THE TASK:
Continue the Usenet post on HTML and hypertext below, picking up after its final sentence.

*** Opening READING PASSAGE ***

Subject: Re: LISP and AI
From: Erik Naggum <>
Date: 2000/05/12
Newsgroups: comp.lang.lisp
Message-ID: <>

* David Thornley
| So I would design a personal environment, which might include a
| dictionary, encyclopedia, atlas, and the Hyperspec to read things
| in a context?  

  Yes, but also including your own comments on things you had read,
  other people's comments, and probably news wires and mailing lists
  that supplied interrelationships in the form of third-party links.

| So I could write something like "These links of Naggum to Norvig..."
| or compare the Naggum and Pitman links?


| Attempted summary of a very large snipped part:
| The problem is not HTML, but the fact that HTML is very basic.
| It is hard to think of doing some of these things in HTML.
| Similarly, Intel machine language is not a problem, but it is
| a good thing that there are compilers for other languages.
| It is possible for a Lisp programmer to do things that are very
| difficult for an assembly language programmer, and more specifically
| is likely to think of things that an assembly language programmer
| would not.

  A compiler is a also good starting point for a comparison, but I
  tend to think of HTML as the PostScript of real hypertext -- the
  language of the renderer.  It would be possible, but fairly time
  consuming and very difficult, to write anything directly in
  PostScript, so people prefer markup languages like LaTeX or SGML
  that "compile" to PostScript or WYSIWYG tools that constantly
  recompute the rendering.

  Note, however, that a compiler is still limited as a comparison to a
  fixed number of source files.  The crucial element in my argument
  against HTML is that there is no way to "load" third-party links or
  rules into the rendering environment from other documents.  At least
  PostScript has that -- you can download functions and modify the
  printer's behavior.  None of the "dynamic" features smacked on top
  of HTML manage to get any of this right.

*** Closing READING PASSAGE ***
*** Opening SOURCE DATA ***

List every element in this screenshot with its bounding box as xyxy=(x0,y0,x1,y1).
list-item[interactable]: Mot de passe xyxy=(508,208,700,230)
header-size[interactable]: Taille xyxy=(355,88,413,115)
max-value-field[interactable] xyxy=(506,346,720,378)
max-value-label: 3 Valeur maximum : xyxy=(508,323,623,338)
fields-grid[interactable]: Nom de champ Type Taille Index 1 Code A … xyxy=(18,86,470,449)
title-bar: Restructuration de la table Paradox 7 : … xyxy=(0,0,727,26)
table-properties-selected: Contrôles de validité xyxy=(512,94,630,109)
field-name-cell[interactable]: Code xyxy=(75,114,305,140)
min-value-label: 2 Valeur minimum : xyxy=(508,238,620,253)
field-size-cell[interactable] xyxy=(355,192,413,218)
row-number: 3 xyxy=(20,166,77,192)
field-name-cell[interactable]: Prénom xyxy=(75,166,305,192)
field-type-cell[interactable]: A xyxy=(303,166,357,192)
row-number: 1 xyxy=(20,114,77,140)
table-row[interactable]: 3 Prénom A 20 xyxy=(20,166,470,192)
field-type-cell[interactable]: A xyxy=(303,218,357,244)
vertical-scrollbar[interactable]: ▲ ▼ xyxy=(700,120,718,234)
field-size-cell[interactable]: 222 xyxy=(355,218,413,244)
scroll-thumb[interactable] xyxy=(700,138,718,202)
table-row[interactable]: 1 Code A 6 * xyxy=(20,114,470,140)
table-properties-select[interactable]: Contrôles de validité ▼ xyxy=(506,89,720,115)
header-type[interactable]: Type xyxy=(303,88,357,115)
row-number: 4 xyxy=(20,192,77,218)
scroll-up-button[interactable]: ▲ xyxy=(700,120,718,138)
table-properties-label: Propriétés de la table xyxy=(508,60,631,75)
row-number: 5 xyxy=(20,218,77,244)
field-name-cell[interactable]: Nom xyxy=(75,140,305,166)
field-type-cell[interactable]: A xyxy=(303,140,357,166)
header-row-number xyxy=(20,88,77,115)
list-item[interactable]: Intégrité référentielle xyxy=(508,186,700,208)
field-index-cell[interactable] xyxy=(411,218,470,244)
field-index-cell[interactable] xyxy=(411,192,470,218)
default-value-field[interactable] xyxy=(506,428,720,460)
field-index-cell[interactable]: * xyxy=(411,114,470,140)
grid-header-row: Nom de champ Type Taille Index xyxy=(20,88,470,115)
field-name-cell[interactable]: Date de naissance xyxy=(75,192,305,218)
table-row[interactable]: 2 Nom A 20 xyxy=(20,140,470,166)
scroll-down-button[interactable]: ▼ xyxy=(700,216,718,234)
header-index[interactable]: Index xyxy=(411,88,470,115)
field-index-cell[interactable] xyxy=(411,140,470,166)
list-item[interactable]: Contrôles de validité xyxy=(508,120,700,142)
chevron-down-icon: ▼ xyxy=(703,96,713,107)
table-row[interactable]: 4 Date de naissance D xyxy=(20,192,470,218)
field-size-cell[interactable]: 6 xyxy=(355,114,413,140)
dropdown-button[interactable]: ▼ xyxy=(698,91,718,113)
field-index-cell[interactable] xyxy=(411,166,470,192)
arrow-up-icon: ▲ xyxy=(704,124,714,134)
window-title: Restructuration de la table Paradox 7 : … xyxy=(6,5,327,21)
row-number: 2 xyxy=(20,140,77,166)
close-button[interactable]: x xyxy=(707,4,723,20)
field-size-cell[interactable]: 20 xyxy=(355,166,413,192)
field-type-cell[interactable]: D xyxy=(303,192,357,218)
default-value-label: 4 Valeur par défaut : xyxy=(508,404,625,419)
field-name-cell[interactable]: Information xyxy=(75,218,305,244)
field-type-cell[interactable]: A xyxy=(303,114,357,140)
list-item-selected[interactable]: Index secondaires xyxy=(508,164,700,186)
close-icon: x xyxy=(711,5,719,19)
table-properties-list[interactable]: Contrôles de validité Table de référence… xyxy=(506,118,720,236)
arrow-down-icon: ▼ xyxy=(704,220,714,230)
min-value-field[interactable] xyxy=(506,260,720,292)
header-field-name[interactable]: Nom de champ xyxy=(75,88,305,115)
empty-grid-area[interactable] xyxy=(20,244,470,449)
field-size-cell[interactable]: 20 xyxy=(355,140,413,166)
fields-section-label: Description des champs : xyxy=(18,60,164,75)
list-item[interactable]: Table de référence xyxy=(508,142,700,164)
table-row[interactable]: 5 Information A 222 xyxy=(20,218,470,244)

*** Closing SOURCE DATA ***

RESULT:
| Therefore, it would be possible to write a real hypertext language
| that would process numerous things and deliver the result to the
| browser in HTML, much as it is possible to write a Lisp program and
| compile it.

  Yes, _provided_ that it is done sufficiently close to the reader
  that the _reader's_ experiences and context can influence the HTML
  that the browser sees and displays.  This requires _very_ powerful
  proxy servers and a "visual" recognition of the HTML that is being
  transmitted from various places.

| This has not yet become mainstream because most people don't see the
| desirability, much as most assembly language programmers would not
| see the desirability of being able to write functions that work with
| data types to be determined later.

  I think it is not yet mainstream because people _fear_ hypertext
  before they know how to navigate in it -- and with good cause, too.
  The navigation problem on the Net is basically unsolved, but tools
  that could remember and deal with your own set of links would help a
  lot, and those would have to be maintained as third-party links in a
  sort of "active history", able to answer the question "now, what did
  I come here to look for?", which is both unasked and unanswered
  today.  But convincing people that something conceptually more
  complex is a simplifier is very hard marketing work.  (Just ask the
  Lisp vendors. :)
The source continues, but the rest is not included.